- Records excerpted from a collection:
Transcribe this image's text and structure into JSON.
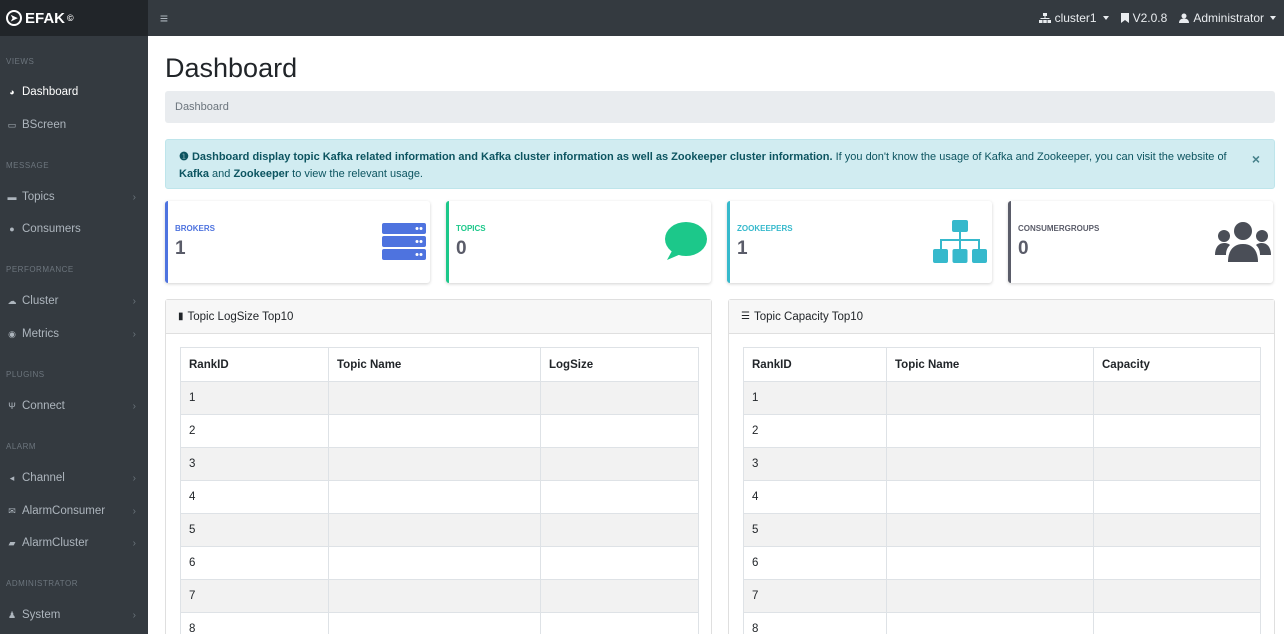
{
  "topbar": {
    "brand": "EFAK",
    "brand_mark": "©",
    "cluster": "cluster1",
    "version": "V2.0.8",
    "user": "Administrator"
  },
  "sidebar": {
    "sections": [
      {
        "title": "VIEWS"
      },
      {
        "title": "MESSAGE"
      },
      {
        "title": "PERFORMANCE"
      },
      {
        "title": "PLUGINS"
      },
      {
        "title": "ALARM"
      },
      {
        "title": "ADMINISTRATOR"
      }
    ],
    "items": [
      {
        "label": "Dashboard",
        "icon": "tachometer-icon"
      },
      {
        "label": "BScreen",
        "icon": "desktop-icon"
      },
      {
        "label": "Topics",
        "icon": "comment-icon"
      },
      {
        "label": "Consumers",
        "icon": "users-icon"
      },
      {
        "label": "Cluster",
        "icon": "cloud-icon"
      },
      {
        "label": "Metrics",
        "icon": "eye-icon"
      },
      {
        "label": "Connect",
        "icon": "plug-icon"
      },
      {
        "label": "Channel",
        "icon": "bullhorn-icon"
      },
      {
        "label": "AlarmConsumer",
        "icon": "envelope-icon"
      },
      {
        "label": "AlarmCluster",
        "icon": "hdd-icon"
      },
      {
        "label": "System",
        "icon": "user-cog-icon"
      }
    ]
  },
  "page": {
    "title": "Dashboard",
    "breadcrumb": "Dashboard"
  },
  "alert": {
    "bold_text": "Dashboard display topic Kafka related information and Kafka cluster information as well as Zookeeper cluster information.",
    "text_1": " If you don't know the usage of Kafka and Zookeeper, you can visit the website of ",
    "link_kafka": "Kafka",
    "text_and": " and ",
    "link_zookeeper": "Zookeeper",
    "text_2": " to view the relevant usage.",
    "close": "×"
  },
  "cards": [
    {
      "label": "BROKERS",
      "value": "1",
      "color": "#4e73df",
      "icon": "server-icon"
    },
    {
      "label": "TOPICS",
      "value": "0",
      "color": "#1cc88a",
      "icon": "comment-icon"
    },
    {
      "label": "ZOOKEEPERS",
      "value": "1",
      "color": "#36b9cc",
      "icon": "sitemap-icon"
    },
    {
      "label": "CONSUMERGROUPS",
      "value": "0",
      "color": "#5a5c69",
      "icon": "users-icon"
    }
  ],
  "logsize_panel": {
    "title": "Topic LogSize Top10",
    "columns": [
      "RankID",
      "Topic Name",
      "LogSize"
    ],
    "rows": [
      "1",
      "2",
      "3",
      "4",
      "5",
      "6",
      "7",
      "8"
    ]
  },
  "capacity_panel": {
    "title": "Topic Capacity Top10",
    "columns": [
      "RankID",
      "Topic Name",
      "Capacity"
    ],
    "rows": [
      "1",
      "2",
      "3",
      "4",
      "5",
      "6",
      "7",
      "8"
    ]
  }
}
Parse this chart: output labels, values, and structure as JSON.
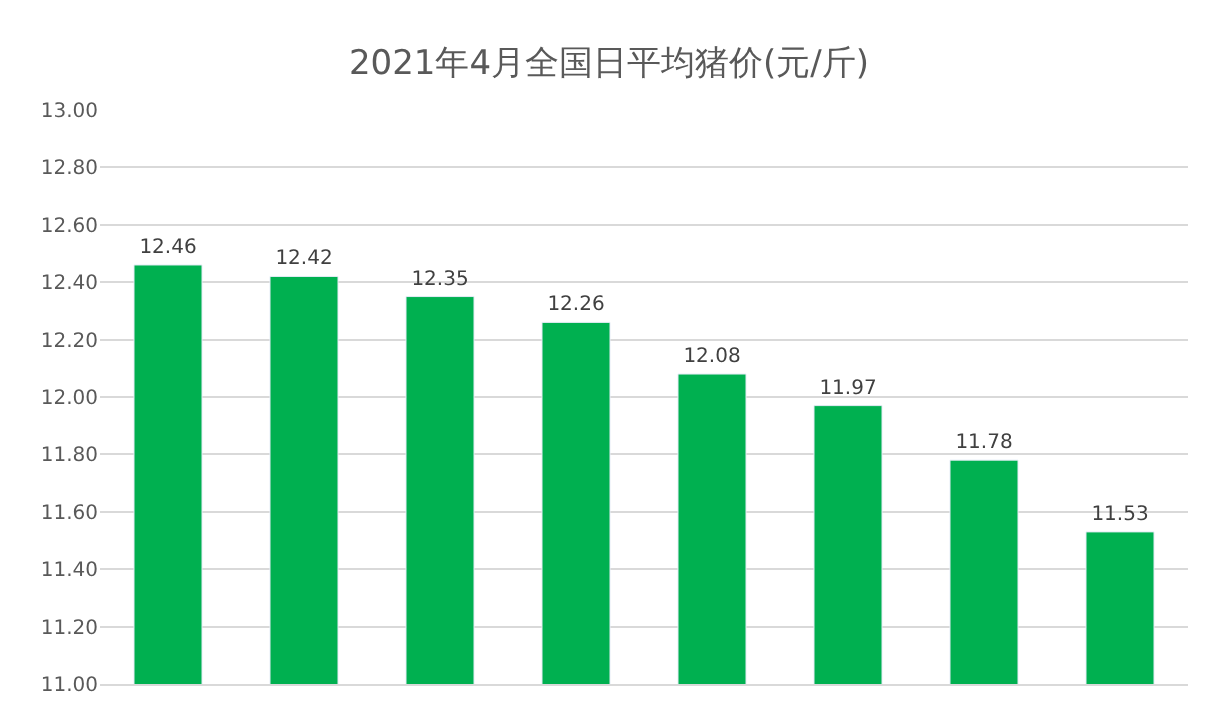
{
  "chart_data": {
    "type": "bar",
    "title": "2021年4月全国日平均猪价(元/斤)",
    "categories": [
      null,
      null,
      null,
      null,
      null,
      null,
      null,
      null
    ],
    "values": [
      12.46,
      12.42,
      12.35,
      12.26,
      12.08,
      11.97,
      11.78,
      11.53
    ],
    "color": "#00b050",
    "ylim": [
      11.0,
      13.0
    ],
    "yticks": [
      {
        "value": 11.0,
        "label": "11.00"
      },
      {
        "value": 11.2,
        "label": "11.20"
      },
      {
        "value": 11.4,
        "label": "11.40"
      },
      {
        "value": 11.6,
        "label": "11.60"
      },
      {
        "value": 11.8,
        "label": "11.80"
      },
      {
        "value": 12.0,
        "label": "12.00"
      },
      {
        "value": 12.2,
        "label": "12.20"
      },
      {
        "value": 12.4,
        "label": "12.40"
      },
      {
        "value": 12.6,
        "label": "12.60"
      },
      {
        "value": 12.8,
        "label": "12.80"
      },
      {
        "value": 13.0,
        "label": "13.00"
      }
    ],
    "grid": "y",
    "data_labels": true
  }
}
==
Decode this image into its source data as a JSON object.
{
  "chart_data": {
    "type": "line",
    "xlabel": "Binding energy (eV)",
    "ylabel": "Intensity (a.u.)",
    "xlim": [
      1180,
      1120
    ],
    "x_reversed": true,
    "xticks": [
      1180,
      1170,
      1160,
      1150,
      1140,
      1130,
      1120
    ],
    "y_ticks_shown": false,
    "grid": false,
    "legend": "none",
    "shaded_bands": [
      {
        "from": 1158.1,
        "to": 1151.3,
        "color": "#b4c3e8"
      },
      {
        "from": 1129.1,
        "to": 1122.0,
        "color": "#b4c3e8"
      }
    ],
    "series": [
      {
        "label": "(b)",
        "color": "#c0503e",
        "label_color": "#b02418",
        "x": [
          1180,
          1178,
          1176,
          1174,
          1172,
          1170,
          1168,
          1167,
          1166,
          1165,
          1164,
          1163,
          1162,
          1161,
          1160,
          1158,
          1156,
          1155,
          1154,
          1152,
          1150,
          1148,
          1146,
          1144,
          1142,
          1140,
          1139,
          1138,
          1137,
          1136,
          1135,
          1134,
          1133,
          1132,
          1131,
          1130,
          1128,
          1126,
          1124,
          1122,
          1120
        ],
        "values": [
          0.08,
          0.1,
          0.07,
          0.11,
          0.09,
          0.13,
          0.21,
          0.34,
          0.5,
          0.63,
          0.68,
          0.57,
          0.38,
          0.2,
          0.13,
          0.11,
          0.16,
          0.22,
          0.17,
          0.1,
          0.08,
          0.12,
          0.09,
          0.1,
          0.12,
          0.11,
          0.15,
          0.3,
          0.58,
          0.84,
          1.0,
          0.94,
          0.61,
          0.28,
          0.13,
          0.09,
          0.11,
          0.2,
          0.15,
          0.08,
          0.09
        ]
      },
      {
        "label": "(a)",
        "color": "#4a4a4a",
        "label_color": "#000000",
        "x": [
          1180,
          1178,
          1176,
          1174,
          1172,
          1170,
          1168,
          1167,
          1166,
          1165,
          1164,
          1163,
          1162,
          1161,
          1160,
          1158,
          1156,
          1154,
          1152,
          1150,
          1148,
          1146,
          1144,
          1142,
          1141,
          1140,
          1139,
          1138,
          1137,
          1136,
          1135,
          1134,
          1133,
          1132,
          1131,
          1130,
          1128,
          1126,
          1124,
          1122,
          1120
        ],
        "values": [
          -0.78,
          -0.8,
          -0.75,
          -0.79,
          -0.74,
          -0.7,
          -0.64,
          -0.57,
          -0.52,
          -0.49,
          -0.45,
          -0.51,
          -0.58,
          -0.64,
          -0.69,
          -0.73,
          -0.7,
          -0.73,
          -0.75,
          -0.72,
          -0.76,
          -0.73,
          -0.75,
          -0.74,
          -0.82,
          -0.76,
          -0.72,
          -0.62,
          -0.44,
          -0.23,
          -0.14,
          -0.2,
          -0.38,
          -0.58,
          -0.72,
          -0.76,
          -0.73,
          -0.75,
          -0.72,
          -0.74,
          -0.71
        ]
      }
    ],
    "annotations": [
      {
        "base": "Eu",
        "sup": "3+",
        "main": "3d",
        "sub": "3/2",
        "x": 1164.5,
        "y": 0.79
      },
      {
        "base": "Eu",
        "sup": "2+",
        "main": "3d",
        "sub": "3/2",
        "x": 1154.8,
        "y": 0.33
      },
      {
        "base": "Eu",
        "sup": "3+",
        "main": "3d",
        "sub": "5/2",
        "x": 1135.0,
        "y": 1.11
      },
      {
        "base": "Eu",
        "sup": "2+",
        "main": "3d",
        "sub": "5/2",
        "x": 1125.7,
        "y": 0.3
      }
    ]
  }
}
* * *
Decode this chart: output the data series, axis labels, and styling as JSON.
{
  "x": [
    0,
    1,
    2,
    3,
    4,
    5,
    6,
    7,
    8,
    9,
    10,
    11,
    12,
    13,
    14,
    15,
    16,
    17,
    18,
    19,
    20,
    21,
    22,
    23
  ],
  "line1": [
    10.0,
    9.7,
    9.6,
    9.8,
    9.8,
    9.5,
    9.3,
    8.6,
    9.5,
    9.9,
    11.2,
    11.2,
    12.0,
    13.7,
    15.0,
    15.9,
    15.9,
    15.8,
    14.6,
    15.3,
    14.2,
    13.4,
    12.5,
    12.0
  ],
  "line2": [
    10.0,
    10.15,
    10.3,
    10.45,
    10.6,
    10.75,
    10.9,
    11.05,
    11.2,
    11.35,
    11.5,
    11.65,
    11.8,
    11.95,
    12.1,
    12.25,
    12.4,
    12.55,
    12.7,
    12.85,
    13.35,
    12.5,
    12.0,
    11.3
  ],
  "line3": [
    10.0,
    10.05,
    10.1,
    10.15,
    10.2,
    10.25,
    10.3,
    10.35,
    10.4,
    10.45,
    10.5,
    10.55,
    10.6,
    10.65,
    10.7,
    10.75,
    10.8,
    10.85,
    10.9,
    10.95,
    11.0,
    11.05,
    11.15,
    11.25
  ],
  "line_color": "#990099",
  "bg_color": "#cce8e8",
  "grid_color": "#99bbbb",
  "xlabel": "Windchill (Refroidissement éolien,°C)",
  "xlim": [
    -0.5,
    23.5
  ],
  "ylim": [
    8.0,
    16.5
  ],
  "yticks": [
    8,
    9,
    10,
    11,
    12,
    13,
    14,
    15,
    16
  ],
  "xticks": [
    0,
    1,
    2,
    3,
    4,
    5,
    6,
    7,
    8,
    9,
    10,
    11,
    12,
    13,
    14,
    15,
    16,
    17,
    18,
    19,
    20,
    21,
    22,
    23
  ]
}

- Stated task: Select from the material above each line in which the string "title" appears, and list those lines.

- Complete response:
        "title": "VIEWS"
        "title": "MESSAGE"
        "title": "PERFORMANCE"
        "title": "PLUGINS"
        "title": "ALARM"
        "title": "ADMINISTRATOR"
    "title": "Dashboard",
    "title": "Topic LogSize Top10",
    "title": "Topic Capacity Top10",
    "title": "2021年4月全国日平均猪价(元/斤)",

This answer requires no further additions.